══ Listed records ══

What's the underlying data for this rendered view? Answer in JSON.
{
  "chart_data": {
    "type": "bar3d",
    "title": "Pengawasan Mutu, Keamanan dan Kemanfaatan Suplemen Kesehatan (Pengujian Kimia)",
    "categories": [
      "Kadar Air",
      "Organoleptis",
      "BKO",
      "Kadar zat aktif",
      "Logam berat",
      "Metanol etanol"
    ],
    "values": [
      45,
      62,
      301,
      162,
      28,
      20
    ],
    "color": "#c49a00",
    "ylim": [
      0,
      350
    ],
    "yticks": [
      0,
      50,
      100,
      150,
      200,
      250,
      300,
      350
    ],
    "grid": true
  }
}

═══

Output each entry precisely as given.

Solved exercise ->
What's the underlying data for this rendered view? Answer in JSON.
{
  "chart_data": {
    "type": "bar3d",
    "title": "Pengawasan Mutu, Keamanan dan Kemanfaatan Suplemen Kesehatan (Pengujian Kimia)",
    "categories": [
      "Kadar Air",
      "Organoleptis",
      "BKO",
      "Kadar zat aktif",
      "Logam berat",
      "Metanol etanol"
    ],
    "values": [
      45,
      62,
      301,
      162,
      28,
      20
    ],
    "color": "#c49a00",
    "ylim": [
      0,
      350
    ],
    "yticks": [
      0,
      50,
      100,
      150,
      200,
      250,
      300,
      350
    ],
    "grid": true
  }
}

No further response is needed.